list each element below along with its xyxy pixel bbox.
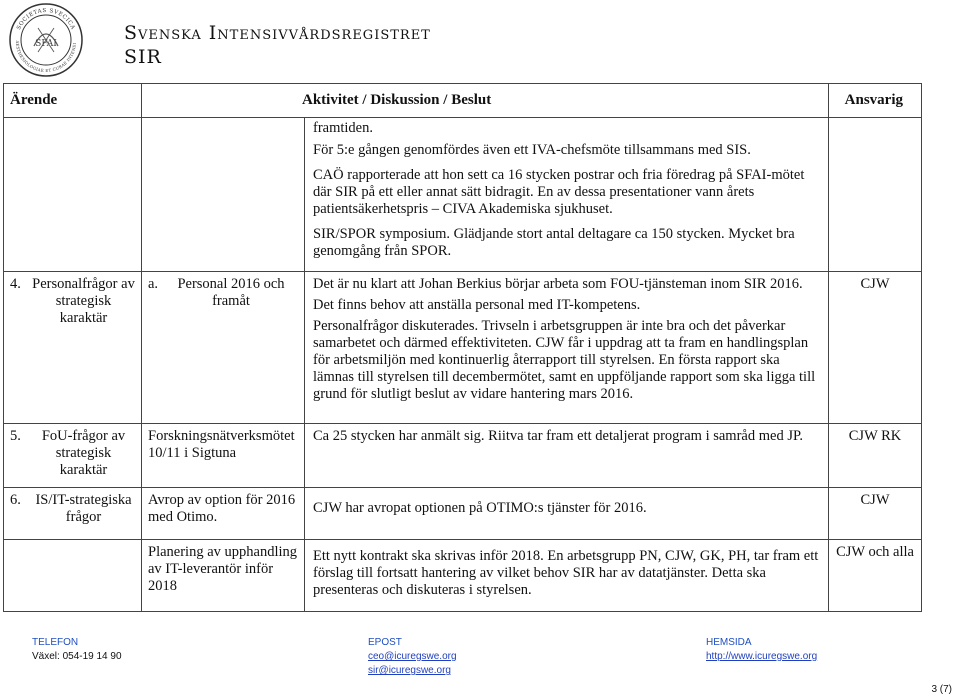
subtopic-cell xyxy=(142,272,305,424)
paragraph: Personalfrågor diskuterades. Trivseln i arbetsgruppen är inte bra och det påverkar samarbetet och därmed effektiviteten. CJW får i uppdrag att ta fram en handlingsplan för arbetsmiljön med kontinuerlig återrapport till styrelsen. En första rapport ska lämnas till styrelsen till decembermötet, samt en uppföljande rapport som ska ligga till grund för slutligt beslut av vidare hantering mars 2016. xyxy=(313,318,816,402)
society-logo xyxy=(8,2,84,78)
paragraph: Det är nu klart att Johan Berkius börjar arbeta som FOU-tjänsteman inom SIR 2016. xyxy=(313,276,803,292)
paragraph: Ca 25 stycken har anmält sig. Riitva tar fram ett detaljerat program i samråd med JP. xyxy=(313,428,804,444)
activity-cell xyxy=(305,118,829,272)
table-row xyxy=(4,540,922,612)
logo-ring-top: SOCIETAS SVECICA xyxy=(16,7,76,31)
subtopic-cell: Planering av upphandling av IT-leverantör inför 2018 xyxy=(142,540,305,612)
responsible-cell: CJW och alla xyxy=(829,540,922,612)
activity-cell xyxy=(305,272,829,424)
subtopic-cell: Forskningsnätverksmötet 10/11 i Sigtuna xyxy=(142,424,305,488)
topic-number: 4. xyxy=(10,276,21,292)
col-header-ansvarig: Ansvarig xyxy=(829,84,922,118)
footer-telefon xyxy=(32,636,122,664)
subtopic-text: Personal 2016 och framåt xyxy=(177,276,285,309)
page-number: 3 (7) xyxy=(931,684,952,695)
col-header-arende: Ärende xyxy=(4,84,142,118)
footer-epost-label: EPOST xyxy=(368,637,402,648)
footer-hemsida-label: HEMSIDA xyxy=(706,637,752,648)
topic-cell xyxy=(4,424,142,488)
minutes-table xyxy=(3,83,922,612)
logo-ring-bottom: AESTHESIOLOGIAE ET CURAE INTENSI xyxy=(14,40,78,74)
paragraph: CAÖ rapporterade att hon sett ca 16 stycken postrar och fria föredrag på SFAI-mötet där SIR på ett eller annat sätt bidragit. En av dessa presentationer vann årets patientsäkerhetspris – CIVA Akademiska sjukhuset. xyxy=(313,167,805,217)
org-name: Svenska Intensivvårdsregistret xyxy=(124,22,431,44)
table-row xyxy=(4,118,922,272)
paragraph: framtiden. xyxy=(313,120,373,136)
paragraph: CJW har avropat optionen på OTIMO:s tjänster för 2016. xyxy=(313,500,647,516)
topic-text: FoU-frågor av strategisk karaktär xyxy=(41,428,126,478)
paragraph: Det finns behov att anställa personal med IT-kompetens. xyxy=(313,297,641,313)
activity-cell xyxy=(305,424,829,488)
footer-email-link[interactable]: ceo@icuregswe.org xyxy=(368,651,457,662)
topic-text: Personalfrågor av strategisk karaktär xyxy=(32,276,135,326)
activity-cell xyxy=(305,488,829,540)
col-header-aktivitet: Aktivitet / Diskussion / Beslut xyxy=(142,84,829,118)
table-header-row xyxy=(4,84,922,118)
responsible-cell: CJW RK xyxy=(829,424,922,488)
topic-text: IS/IT-strategiska frågor xyxy=(35,492,132,525)
responsible-cell: CJW xyxy=(829,272,922,424)
footer-telefon-label: TELEFON xyxy=(32,637,79,648)
topic-cell xyxy=(4,488,142,540)
paragraph: För 5:e gången genomfördes även ett IVA-chefsmöte tillsammans med SIS. xyxy=(313,142,751,158)
topic-cell xyxy=(4,272,142,424)
activity-cell xyxy=(305,540,829,612)
footer-telefon-value: Växel: 054-19 14 90 xyxy=(32,651,122,662)
table-row xyxy=(4,424,922,488)
org-abbr: SIR xyxy=(124,46,162,68)
footer-epost xyxy=(368,636,457,678)
responsible-cell: CJW xyxy=(829,488,922,540)
paragraph: SIR/SPOR symposium. Glädjande stort antal deltagare ca 150 stycken. Mycket bra genomgång från SPOR. xyxy=(313,226,795,259)
topic-number: 6. xyxy=(10,492,21,508)
subtopic-cell: Avrop av option för 2016 med Otimo. xyxy=(142,488,305,540)
table-row xyxy=(4,488,922,540)
topic-number: 5. xyxy=(10,428,21,444)
table-row xyxy=(4,272,922,424)
subtopic-number: a. xyxy=(148,276,159,292)
logo-center: SFAI xyxy=(35,39,57,49)
footer-hemsida xyxy=(706,636,817,664)
paragraph: Ett nytt kontrakt ska skrivas inför 2018. En arbetsgrupp PN, CJW, GK, PH, tar fram ett förslag till fortsatt hantering av vilket behov SIR har av datatjänster. Detta ska presenteras och diskuteras i styrelsen. xyxy=(313,548,819,598)
footer-website-link[interactable]: http://www.icuregswe.org xyxy=(706,651,818,662)
footer-email-link[interactable]: sir@icuregswe.org xyxy=(368,665,451,676)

————

__Task prompt__. Using the listing above, say how many of its lines include "header", offering nothing besides the number.

__Answer to this problem__. 4